TASK PROMPT:
Repeat the whole listing exactly as written.
## START INPUT
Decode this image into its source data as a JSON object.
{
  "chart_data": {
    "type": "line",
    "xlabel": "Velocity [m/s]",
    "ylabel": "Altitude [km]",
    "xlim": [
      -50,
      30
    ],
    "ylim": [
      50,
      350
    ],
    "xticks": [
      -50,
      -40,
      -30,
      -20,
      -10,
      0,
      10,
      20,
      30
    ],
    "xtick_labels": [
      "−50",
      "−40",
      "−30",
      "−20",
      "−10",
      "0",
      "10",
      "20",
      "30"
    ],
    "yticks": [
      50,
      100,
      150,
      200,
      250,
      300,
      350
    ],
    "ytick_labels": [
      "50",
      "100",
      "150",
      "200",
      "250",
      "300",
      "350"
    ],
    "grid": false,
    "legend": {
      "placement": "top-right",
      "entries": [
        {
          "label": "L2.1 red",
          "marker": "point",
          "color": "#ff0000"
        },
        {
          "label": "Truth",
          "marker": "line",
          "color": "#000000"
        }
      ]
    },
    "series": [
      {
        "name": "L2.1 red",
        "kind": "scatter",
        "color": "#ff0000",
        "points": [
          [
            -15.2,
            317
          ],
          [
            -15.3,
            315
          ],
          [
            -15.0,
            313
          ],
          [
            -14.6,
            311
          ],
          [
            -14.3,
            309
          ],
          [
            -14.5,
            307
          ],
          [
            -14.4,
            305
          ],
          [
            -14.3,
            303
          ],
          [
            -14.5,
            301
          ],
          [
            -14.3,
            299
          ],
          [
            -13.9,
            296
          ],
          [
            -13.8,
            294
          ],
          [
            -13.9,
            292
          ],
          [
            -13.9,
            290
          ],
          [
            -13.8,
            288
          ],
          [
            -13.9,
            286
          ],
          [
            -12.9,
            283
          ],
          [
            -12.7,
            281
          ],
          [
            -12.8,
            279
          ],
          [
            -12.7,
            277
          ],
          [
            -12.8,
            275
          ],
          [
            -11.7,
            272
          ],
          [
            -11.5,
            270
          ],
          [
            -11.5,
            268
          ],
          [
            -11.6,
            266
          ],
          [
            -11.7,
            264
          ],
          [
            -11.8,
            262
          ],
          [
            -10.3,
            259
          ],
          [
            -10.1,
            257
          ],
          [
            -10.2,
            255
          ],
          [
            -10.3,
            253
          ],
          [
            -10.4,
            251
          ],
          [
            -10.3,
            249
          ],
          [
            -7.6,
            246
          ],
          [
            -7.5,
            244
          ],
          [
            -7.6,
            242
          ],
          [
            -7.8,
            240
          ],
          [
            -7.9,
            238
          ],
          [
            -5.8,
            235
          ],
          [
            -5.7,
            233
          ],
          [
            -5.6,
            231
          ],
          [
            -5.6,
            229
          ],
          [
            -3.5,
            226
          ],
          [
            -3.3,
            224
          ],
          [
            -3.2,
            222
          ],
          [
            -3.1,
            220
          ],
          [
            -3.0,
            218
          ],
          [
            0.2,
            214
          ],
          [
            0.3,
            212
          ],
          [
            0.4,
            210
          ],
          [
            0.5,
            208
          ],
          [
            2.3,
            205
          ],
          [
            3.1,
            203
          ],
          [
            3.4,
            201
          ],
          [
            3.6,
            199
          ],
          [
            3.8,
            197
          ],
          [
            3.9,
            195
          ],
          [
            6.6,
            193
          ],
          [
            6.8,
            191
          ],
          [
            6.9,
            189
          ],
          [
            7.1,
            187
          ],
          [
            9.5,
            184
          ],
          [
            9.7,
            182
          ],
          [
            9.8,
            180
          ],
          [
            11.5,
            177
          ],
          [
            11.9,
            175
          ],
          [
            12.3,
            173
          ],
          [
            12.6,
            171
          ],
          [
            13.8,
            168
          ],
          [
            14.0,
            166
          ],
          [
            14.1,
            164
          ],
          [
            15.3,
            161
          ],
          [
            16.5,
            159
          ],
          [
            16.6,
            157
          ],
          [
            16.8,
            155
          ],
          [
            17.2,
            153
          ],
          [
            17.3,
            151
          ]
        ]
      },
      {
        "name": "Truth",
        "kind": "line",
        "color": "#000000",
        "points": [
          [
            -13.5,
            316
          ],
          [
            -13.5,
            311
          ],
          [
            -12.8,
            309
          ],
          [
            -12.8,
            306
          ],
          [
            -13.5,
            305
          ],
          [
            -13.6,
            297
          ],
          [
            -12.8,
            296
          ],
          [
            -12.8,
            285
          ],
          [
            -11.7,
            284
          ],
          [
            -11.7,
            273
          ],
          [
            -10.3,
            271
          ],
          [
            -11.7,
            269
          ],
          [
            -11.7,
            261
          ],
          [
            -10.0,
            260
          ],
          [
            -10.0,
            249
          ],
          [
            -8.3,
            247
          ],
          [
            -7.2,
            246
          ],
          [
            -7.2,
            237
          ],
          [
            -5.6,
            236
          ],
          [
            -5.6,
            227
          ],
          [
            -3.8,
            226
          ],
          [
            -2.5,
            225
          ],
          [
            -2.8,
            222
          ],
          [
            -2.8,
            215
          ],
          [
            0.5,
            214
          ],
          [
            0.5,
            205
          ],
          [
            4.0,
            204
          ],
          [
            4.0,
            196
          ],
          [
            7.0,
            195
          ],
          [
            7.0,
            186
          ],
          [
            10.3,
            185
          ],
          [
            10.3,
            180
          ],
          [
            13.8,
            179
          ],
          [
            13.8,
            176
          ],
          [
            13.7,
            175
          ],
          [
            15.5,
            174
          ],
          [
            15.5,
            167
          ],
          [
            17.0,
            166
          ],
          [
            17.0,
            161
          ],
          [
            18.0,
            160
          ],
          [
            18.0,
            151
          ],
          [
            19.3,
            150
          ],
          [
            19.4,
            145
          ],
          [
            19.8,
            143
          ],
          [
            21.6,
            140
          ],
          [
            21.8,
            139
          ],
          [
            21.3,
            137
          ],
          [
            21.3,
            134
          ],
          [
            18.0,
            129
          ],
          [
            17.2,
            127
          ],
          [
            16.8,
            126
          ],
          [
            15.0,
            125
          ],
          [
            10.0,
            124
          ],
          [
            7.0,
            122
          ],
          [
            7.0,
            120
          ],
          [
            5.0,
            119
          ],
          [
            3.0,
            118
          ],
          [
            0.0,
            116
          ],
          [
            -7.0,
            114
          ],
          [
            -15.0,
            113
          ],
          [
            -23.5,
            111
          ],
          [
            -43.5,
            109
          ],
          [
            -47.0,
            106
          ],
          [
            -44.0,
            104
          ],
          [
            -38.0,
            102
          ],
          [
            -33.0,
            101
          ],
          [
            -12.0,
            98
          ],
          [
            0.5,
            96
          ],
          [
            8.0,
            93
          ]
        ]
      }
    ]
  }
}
## END INPUT
EXERCISE RESULT:
Decode this image into its source data as a JSON object.
{
  "chart_data": {
    "type": "line",
    "xlabel": "Velocity [m/s]",
    "ylabel": "Altitude [km]",
    "xlim": [
      -50,
      30
    ],
    "ylim": [
      50,
      350
    ],
    "xticks": [
      -50,
      -40,
      -30,
      -20,
      -10,
      0,
      10,
      20,
      30
    ],
    "xtick_labels": [
      "−50",
      "−40",
      "−30",
      "−20",
      "−10",
      "0",
      "10",
      "20",
      "30"
    ],
    "yticks": [
      50,
      100,
      150,
      200,
      250,
      300,
      350
    ],
    "ytick_labels": [
      "50",
      "100",
      "150",
      "200",
      "250",
      "300",
      "350"
    ],
    "grid": false,
    "legend": {
      "placement": "top-right",
      "entries": [
        {
          "label": "L2.1 red",
          "marker": "point",
          "color": "#ff0000"
        },
        {
          "label": "Truth",
          "marker": "line",
          "color": "#000000"
        }
      ]
    },
    "series": [
      {
        "name": "L2.1 red",
        "kind": "scatter",
        "color": "#ff0000",
        "points": [
          [
            -15.2,
            317
          ],
          [
            -15.3,
            315
          ],
          [
            -15.0,
            313
          ],
          [
            -14.6,
            311
          ],
          [
            -14.3,
            309
          ],
          [
            -14.5,
            307
          ],
          [
            -14.4,
            305
          ],
          [
            -14.3,
            303
          ],
          [
            -14.5,
            301
          ],
          [
            -14.3,
            299
          ],
          [
            -13.9,
            296
          ],
          [
            -13.8,
            294
          ],
          [
            -13.9,
            292
          ],
          [
            -13.9,
            290
          ],
          [
            -13.8,
            288
          ],
          [
            -13.9,
            286
          ],
          [
            -12.9,
            283
          ],
          [
            -12.7,
            281
          ],
          [
            -12.8,
            279
          ],
          [
            -12.7,
            277
          ],
          [
            -12.8,
            275
          ],
          [
            -11.7,
            272
          ],
          [
            -11.5,
            270
          ],
          [
            -11.5,
            268
          ],
          [
            -11.6,
            266
          ],
          [
            -11.7,
            264
          ],
          [
            -11.8,
            262
          ],
          [
            -10.3,
            259
          ],
          [
            -10.1,
            257
          ],
          [
            -10.2,
            255
          ],
          [
            -10.3,
            253
          ],
          [
            -10.4,
            251
          ],
          [
            -10.3,
            249
          ],
          [
            -7.6,
            246
          ],
          [
            -7.5,
            244
          ],
          [
            -7.6,
            242
          ],
          [
            -7.8,
            240
          ],
          [
            -7.9,
            238
          ],
          [
            -5.8,
            235
          ],
          [
            -5.7,
            233
          ],
          [
            -5.6,
            231
          ],
          [
            -5.6,
            229
          ],
          [
            -3.5,
            226
          ],
          [
            -3.3,
            224
          ],
          [
            -3.2,
            222
          ],
          [
            -3.1,
            220
          ],
          [
            -3.0,
            218
          ],
          [
            0.2,
            214
          ],
          [
            0.3,
            212
          ],
          [
            0.4,
            210
          ],
          [
            0.5,
            208
          ],
          [
            2.3,
            205
          ],
          [
            3.1,
            203
          ],
          [
            3.4,
            201
          ],
          [
            3.6,
            199
          ],
          [
            3.8,
            197
          ],
          [
            3.9,
            195
          ],
          [
            6.6,
            193
          ],
          [
            6.8,
            191
          ],
          [
            6.9,
            189
          ],
          [
            7.1,
            187
          ],
          [
            9.5,
            184
          ],
          [
            9.7,
            182
          ],
          [
            9.8,
            180
          ],
          [
            11.5,
            177
          ],
          [
            11.9,
            175
          ],
          [
            12.3,
            173
          ],
          [
            12.6,
            171
          ],
          [
            13.8,
            168
          ],
          [
            14.0,
            166
          ],
          [
            14.1,
            164
          ],
          [
            15.3,
            161
          ],
          [
            16.5,
            159
          ],
          [
            16.6,
            157
          ],
          [
            16.8,
            155
          ],
          [
            17.2,
            153
          ],
          [
            17.3,
            151
          ]
        ]
      },
      {
        "name": "Truth",
        "kind": "line",
        "color": "#000000",
        "points": [
          [
            -13.5,
            316
          ],
          [
            -13.5,
            311
          ],
          [
            -12.8,
            309
          ],
          [
            -12.8,
            306
          ],
          [
            -13.5,
            305
          ],
          [
            -13.6,
            297
          ],
          [
            -12.8,
            296
          ],
          [
            -12.8,
            285
          ],
          [
            -11.7,
            284
          ],
          [
            -11.7,
            273
          ],
          [
            -10.3,
            271
          ],
          [
            -11.7,
            269
          ],
          [
            -11.7,
            261
          ],
          [
            -10.0,
            260
          ],
          [
            -10.0,
            249
          ],
          [
            -8.3,
            247
          ],
          [
            -7.2,
            246
          ],
          [
            -7.2,
            237
          ],
          [
            -5.6,
            236
          ],
          [
            -5.6,
            227
          ],
          [
            -3.8,
            226
          ],
          [
            -2.5,
            225
          ],
          [
            -2.8,
            222
          ],
          [
            -2.8,
            215
          ],
          [
            0.5,
            214
          ],
          [
            0.5,
            205
          ],
          [
            4.0,
            204
          ],
          [
            4.0,
            196
          ],
          [
            7.0,
            195
          ],
          [
            7.0,
            186
          ],
          [
            10.3,
            185
          ],
          [
            10.3,
            180
          ],
          [
            13.8,
            179
          ],
          [
            13.8,
            176
          ],
          [
            13.7,
            175
          ],
          [
            15.5,
            174
          ],
          [
            15.5,
            167
          ],
          [
            17.0,
            166
          ],
          [
            17.0,
            161
          ],
          [
            18.0,
            160
          ],
          [
            18.0,
            151
          ],
          [
            19.3,
            150
          ],
          [
            19.4,
            145
          ],
          [
            19.8,
            143
          ],
          [
            21.6,
            140
          ],
          [
            21.8,
            139
          ],
          [
            21.3,
            137
          ],
          [
            21.3,
            134
          ],
          [
            18.0,
            129
          ],
          [
            17.2,
            127
          ],
          [
            16.8,
            126
          ],
          [
            15.0,
            125
          ],
          [
            10.0,
            124
          ],
          [
            7.0,
            122
          ],
          [
            7.0,
            120
          ],
          [
            5.0,
            119
          ],
          [
            3.0,
            118
          ],
          [
            0.0,
            116
          ],
          [
            -7.0,
            114
          ],
          [
            -15.0,
            113
          ],
          [
            -23.5,
            111
          ],
          [
            -43.5,
            109
          ],
          [
            -47.0,
            106
          ],
          [
            -44.0,
            104
          ],
          [
            -38.0,
            102
          ],
          [
            -33.0,
            101
          ],
          [
            -12.0,
            98
          ],
          [
            0.5,
            96
          ],
          [
            8.0,
            93
          ]
        ]
      }
    ]
  }
}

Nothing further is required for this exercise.